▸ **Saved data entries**
-- Begin --

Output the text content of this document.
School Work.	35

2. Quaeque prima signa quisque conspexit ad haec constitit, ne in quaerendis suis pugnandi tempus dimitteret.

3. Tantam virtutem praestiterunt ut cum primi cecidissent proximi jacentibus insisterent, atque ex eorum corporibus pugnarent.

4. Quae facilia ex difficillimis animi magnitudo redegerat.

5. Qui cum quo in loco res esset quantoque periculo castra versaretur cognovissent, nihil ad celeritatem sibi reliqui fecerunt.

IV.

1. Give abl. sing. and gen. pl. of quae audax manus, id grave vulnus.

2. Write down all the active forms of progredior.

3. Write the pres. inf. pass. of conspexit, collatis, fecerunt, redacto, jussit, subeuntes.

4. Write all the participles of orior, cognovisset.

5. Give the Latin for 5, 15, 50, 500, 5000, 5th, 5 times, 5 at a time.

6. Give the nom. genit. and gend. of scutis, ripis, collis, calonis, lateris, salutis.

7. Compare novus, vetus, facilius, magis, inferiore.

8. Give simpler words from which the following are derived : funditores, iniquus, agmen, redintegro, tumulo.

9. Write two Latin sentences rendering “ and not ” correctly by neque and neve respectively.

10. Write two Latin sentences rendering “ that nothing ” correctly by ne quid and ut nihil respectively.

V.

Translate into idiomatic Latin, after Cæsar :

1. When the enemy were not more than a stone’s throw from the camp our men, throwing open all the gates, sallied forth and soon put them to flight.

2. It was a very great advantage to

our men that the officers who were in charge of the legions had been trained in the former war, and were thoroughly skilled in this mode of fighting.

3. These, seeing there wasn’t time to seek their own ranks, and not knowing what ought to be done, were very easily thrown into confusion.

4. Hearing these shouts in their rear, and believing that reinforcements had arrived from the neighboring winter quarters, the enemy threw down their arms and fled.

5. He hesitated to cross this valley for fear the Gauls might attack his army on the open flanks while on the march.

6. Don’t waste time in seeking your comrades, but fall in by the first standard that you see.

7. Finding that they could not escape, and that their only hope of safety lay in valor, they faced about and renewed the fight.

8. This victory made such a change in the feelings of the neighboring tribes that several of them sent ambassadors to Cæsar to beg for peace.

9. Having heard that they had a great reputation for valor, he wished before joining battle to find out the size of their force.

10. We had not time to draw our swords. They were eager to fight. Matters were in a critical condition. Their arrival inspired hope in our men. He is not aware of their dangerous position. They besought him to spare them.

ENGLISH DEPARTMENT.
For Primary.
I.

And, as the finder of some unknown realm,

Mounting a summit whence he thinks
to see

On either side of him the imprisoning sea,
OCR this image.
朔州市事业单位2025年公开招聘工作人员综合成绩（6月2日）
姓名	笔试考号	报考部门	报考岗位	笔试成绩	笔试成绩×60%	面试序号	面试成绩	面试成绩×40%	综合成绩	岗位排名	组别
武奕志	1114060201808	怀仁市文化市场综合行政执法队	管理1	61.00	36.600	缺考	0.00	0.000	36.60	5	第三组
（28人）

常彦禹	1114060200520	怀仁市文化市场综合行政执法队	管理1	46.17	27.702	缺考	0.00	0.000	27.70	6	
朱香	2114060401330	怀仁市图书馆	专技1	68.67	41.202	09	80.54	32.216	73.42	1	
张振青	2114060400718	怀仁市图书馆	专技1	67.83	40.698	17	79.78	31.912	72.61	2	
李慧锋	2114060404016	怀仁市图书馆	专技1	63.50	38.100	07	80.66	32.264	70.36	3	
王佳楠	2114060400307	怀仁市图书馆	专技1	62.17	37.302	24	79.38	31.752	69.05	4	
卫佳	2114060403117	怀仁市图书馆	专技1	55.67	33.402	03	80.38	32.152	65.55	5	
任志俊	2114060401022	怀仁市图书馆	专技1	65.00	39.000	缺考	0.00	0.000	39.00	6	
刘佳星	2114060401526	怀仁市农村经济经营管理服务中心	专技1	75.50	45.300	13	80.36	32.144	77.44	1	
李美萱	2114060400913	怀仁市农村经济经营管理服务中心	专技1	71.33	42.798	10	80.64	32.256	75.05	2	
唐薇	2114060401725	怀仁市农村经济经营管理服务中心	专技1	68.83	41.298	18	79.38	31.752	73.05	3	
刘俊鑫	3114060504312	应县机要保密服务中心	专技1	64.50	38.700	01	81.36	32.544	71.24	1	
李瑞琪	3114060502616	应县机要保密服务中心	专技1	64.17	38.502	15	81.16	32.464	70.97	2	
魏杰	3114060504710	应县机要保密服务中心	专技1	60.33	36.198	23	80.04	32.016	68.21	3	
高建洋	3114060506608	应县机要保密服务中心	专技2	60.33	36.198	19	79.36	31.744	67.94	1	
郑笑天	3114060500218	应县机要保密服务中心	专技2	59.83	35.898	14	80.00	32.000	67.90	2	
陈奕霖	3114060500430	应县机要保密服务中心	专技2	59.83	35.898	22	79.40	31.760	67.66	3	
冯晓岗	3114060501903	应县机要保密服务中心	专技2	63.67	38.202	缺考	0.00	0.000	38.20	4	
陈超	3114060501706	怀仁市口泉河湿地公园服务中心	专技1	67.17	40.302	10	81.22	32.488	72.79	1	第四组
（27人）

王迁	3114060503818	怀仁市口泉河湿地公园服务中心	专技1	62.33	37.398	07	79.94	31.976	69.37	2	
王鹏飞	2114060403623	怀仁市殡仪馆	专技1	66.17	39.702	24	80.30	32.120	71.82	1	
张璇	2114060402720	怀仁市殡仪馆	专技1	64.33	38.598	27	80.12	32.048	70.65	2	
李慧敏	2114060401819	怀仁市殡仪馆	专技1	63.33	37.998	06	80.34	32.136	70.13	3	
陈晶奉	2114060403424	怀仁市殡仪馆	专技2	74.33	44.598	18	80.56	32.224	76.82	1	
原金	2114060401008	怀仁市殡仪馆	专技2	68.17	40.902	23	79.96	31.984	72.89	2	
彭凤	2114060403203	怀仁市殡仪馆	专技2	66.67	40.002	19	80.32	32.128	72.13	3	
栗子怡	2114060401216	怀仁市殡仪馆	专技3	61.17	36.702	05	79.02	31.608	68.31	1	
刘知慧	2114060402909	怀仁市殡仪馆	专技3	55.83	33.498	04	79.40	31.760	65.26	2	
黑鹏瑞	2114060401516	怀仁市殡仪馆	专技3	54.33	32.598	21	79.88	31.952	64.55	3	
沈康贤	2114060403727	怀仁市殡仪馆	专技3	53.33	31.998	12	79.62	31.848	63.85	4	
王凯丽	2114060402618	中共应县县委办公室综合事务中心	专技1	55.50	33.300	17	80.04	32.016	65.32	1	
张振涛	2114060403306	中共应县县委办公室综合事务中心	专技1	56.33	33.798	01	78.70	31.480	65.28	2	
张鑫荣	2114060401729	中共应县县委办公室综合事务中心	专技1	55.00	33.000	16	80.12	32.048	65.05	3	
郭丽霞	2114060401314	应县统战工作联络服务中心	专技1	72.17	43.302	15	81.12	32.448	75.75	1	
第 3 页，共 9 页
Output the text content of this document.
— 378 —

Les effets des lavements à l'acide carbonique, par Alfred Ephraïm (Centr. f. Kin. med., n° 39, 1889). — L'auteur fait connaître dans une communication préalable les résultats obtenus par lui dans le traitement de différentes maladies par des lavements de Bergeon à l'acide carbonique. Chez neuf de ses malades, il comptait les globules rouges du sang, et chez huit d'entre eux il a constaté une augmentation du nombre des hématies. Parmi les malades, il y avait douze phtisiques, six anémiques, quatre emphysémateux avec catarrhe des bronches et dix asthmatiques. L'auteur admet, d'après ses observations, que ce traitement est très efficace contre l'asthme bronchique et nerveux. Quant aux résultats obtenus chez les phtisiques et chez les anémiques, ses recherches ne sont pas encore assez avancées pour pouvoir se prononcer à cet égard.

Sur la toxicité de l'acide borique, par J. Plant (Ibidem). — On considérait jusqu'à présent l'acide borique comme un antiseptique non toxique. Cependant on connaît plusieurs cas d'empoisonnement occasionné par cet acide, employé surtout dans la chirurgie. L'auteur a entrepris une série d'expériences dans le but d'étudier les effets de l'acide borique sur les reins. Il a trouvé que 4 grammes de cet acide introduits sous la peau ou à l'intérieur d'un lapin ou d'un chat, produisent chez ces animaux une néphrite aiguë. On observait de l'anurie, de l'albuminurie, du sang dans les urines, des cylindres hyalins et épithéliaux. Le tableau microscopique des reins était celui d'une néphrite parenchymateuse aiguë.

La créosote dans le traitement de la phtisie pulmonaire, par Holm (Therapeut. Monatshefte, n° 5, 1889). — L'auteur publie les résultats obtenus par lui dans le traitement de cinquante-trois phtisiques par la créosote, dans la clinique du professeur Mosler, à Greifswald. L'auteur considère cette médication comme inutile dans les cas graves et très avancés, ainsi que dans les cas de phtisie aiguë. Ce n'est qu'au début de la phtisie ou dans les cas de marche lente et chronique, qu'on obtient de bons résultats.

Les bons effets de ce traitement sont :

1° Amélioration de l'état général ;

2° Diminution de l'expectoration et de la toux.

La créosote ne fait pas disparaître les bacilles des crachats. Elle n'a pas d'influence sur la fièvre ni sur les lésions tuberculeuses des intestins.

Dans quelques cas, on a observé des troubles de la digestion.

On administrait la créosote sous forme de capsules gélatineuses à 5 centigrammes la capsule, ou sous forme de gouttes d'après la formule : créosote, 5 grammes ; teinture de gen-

-- End --

▸ **PROBLEM DESCRIPTION**
Return each line that includes "hope".

▸ **REPLY TO THE TASK**
7. Finding that they could not escape, and that their only hope of safety lay in valor, they faced about and renewed the fight.
10. We had not time to draw our swords. They were eager to fight. Matters were in a critical condition. Their arrival inspired hope in our men. He is not aware of their dangerous position. They besought him to spare them.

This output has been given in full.